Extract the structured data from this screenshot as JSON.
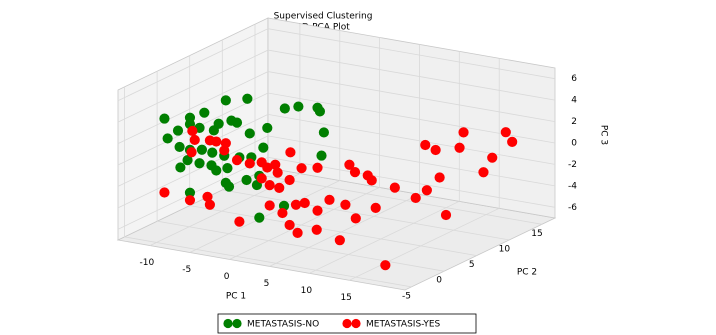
{
  "chart_data": {
    "type": "scatter3d",
    "title": "Supervised Clustering",
    "subtitle": "3D-PCA Plot",
    "xlabel": "PC 1",
    "ylabel": "PC 2",
    "zlabel": "PC 3",
    "xlim": [
      -14,
      22
    ],
    "ylim": [
      -6,
      17
    ],
    "zlim": [
      -7,
      7
    ],
    "xticks": [
      -10,
      -5,
      0,
      5,
      10,
      15
    ],
    "yticks": [
      -5,
      0,
      5,
      10,
      15
    ],
    "zticks": [
      -6,
      -4,
      -2,
      0,
      2,
      4,
      6
    ],
    "grid": true,
    "legend": "bottom",
    "series": [
      {
        "name": "METASTASIS-NO",
        "color": "#007f00",
        "x": [
          -13.9,
          -10.7,
          -8.9,
          -6.2,
          -3.5,
          -13.5,
          -12.2,
          -10.7,
          -9.5,
          -7.7,
          -7.1,
          -5.5,
          -4.8,
          -3.2,
          -1.0,
          1.2,
          2.9,
          5.3,
          5.6,
          6.1,
          -12.0,
          -10.7,
          -9.2,
          -7.9,
          -6.4,
          -4.5,
          -3.0,
          -1.5,
          -11.9,
          -11.0,
          -9.5,
          -8.0,
          -7.4,
          -6.0,
          -10.7,
          -6.2,
          -5.8,
          -3.6,
          -2.3,
          -2.0,
          1.1,
          5.8,
          -2.0
        ],
        "y": [
          1,
          1,
          1,
          1,
          1,
          1,
          1,
          1,
          1,
          1,
          1,
          1,
          1,
          1,
          1,
          1,
          1,
          1,
          1,
          1,
          1,
          1,
          1,
          1,
          1,
          1,
          1,
          1,
          1,
          1,
          1,
          1,
          1,
          1,
          1,
          1,
          1,
          1,
          1,
          1,
          1,
          1,
          1
        ],
        "z": [
          2.3,
          2.8,
          3.5,
          5.0,
          5.5,
          0.5,
          1.4,
          2.2,
          2.0,
          2.0,
          2.7,
          3.2,
          3.1,
          2.3,
          3.1,
          5.2,
          5.6,
          5.8,
          5.5,
          3.6,
          -0.1,
          -0.2,
          0.0,
          -0.1,
          -0.2,
          -0.1,
          0.1,
          1.2,
          -2.0,
          -1.2,
          -1.3,
          -1.3,
          -1.7,
          -1.3,
          -4.2,
          -2.7,
          -3.0,
          -2.1,
          -2.4,
          -1.5,
          -3.9,
          1.4,
          -5.4
        ]
      },
      {
        "name": "METASTASIS-YES",
        "color": "#ff0000",
        "x": [
          -10.4,
          -10.1,
          -10.5,
          -8.2,
          -7.4,
          -6.2,
          -6.4,
          -4.8,
          -3.2,
          -1.7,
          -1.0,
          0.0,
          1.9,
          0.3,
          -1.7,
          -0.7,
          0.5,
          1.8,
          3.3,
          5.3,
          9.3,
          10.0,
          11.6,
          12.1,
          15.0,
          -13.9,
          -8.5,
          -10.7,
          -8.2,
          -4.5,
          -0.7,
          0.9,
          2.6,
          3.7,
          5.3,
          6.8,
          8.8,
          10.1,
          12.6,
          1.8,
          2.8,
          5.2,
          8.1,
          17.9,
          7.8,
          9.2,
          10.8,
          9.0,
          10.3,
          13.8,
          13.3,
          17.4,
          19.1,
          19.9,
          16.3,
          11.6
        ],
        "y": [
          1,
          1,
          1,
          1,
          1,
          1,
          1,
          1,
          1,
          1,
          1,
          1,
          1,
          1,
          1,
          1,
          1,
          1,
          1,
          1,
          1,
          1,
          1,
          1,
          1,
          1,
          1,
          1,
          1,
          1,
          1,
          1,
          1,
          1,
          1,
          1,
          1,
          1,
          1,
          1,
          1,
          1,
          1,
          -4,
          13,
          13,
          13,
          13,
          13,
          13,
          13,
          13,
          13,
          13,
          13,
          13
        ],
        "z": [
          1.6,
          0.8,
          -0.4,
          1.0,
          1.0,
          1.0,
          0.3,
          -0.4,
          -0.5,
          -0.2,
          -0.6,
          -0.2,
          1.2,
          -0.9,
          -1.7,
          -2.2,
          -2.3,
          -1.4,
          -0.1,
          0.2,
          1.0,
          0.4,
          0.3,
          -0.1,
          -0.4,
          -4.6,
          -4.3,
          -4.9,
          -5.0,
          -6.1,
          -4.1,
          -4.6,
          -3.6,
          -3.3,
          -3.8,
          -2.6,
          -2.8,
          -3.9,
          -2.6,
          -5.6,
          -6.2,
          -5.6,
          -6.2,
          -5.8,
          -5.8,
          -4.9,
          -3.5,
          -0.7,
          -1.0,
          1.1,
          -0.4,
          -0.8,
          1.8,
          1.0,
          -2.3,
          -6.9
        ]
      }
    ]
  }
}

▬▬▬

# Stated task
Quote the records above exactly, leaving out any pictures.

# Exercise output
Extract the structured data from this screenshot as JSON.
{
  "chart_data": {
    "type": "scatter3d",
    "title": "Supervised Clustering",
    "subtitle": "3D-PCA Plot",
    "xlabel": "PC 1",
    "ylabel": "PC 2",
    "zlabel": "PC 3",
    "xlim": [
      -14,
      22
    ],
    "ylim": [
      -6,
      17
    ],
    "zlim": [
      -7,
      7
    ],
    "xticks": [
      -10,
      -5,
      0,
      5,
      10,
      15
    ],
    "yticks": [
      -5,
      0,
      5,
      10,
      15
    ],
    "zticks": [
      -6,
      -4,
      -2,
      0,
      2,
      4,
      6
    ],
    "grid": true,
    "legend": "bottom",
    "series": [
      {
        "name": "METASTASIS-NO",
        "color": "#007f00",
        "x": [
          -13.9,
          -10.7,
          -8.9,
          -6.2,
          -3.5,
          -13.5,
          -12.2,
          -10.7,
          -9.5,
          -7.7,
          -7.1,
          -5.5,
          -4.8,
          -3.2,
          -1.0,
          1.2,
          2.9,
          5.3,
          5.6,
          6.1,
          -12.0,
          -10.7,
          -9.2,
          -7.9,
          -6.4,
          -4.5,
          -3.0,
          -1.5,
          -11.9,
          -11.0,
          -9.5,
          -8.0,
          -7.4,
          -6.0,
          -10.7,
          -6.2,
          -5.8,
          -3.6,
          -2.3,
          -2.0,
          1.1,
          5.8,
          -2.0
        ],
        "y": [
          1,
          1,
          1,
          1,
          1,
          1,
          1,
          1,
          1,
          1,
          1,
          1,
          1,
          1,
          1,
          1,
          1,
          1,
          1,
          1,
          1,
          1,
          1,
          1,
          1,
          1,
          1,
          1,
          1,
          1,
          1,
          1,
          1,
          1,
          1,
          1,
          1,
          1,
          1,
          1,
          1,
          1,
          1
        ],
        "z": [
          2.3,
          2.8,
          3.5,
          5.0,
          5.5,
          0.5,
          1.4,
          2.2,
          2.0,
          2.0,
          2.7,
          3.2,
          3.1,
          2.3,
          3.1,
          5.2,
          5.6,
          5.8,
          5.5,
          3.6,
          -0.1,
          -0.2,
          0.0,
          -0.1,
          -0.2,
          -0.1,
          0.1,
          1.2,
          -2.0,
          -1.2,
          -1.3,
          -1.3,
          -1.7,
          -1.3,
          -4.2,
          -2.7,
          -3.0,
          -2.1,
          -2.4,
          -1.5,
          -3.9,
          1.4,
          -5.4
        ]
      },
      {
        "name": "METASTASIS-YES",
        "color": "#ff0000",
        "x": [
          -10.4,
          -10.1,
          -10.5,
          -8.2,
          -7.4,
          -6.2,
          -6.4,
          -4.8,
          -3.2,
          -1.7,
          -1.0,
          0.0,
          1.9,
          0.3,
          -1.7,
          -0.7,
          0.5,
          1.8,
          3.3,
          5.3,
          9.3,
          10.0,
          11.6,
          12.1,
          15.0,
          -13.9,
          -8.5,
          -10.7,
          -8.2,
          -4.5,
          -0.7,
          0.9,
          2.6,
          3.7,
          5.3,
          6.8,
          8.8,
          10.1,
          12.6,
          1.8,
          2.8,
          5.2,
          8.1,
          17.9,
          7.8,
          9.2,
          10.8,
          9.0,
          10.3,
          13.8,
          13.3,
          17.4,
          19.1,
          19.9,
          16.3,
          11.6
        ],
        "y": [
          1,
          1,
          1,
          1,
          1,
          1,
          1,
          1,
          1,
          1,
          1,
          1,
          1,
          1,
          1,
          1,
          1,
          1,
          1,
          1,
          1,
          1,
          1,
          1,
          1,
          1,
          1,
          1,
          1,
          1,
          1,
          1,
          1,
          1,
          1,
          1,
          1,
          1,
          1,
          1,
          1,
          1,
          1,
          -4,
          13,
          13,
          13,
          13,
          13,
          13,
          13,
          13,
          13,
          13,
          13,
          13
        ],
        "z": [
          1.6,
          0.8,
          -0.4,
          1.0,
          1.0,
          1.0,
          0.3,
          -0.4,
          -0.5,
          -0.2,
          -0.6,
          -0.2,
          1.2,
          -0.9,
          -1.7,
          -2.2,
          -2.3,
          -1.4,
          -0.1,
          0.2,
          1.0,
          0.4,
          0.3,
          -0.1,
          -0.4,
          -4.6,
          -4.3,
          -4.9,
          -5.0,
          -6.1,
          -4.1,
          -4.6,
          -3.6,
          -3.3,
          -3.8,
          -2.6,
          -2.8,
          -3.9,
          -2.6,
          -5.6,
          -6.2,
          -5.6,
          -6.2,
          -5.8,
          -5.8,
          -4.9,
          -3.5,
          -0.7,
          -1.0,
          1.1,
          -0.4,
          -0.8,
          1.8,
          1.0,
          -2.3,
          -6.9
        ]
      }
    ]
  }
}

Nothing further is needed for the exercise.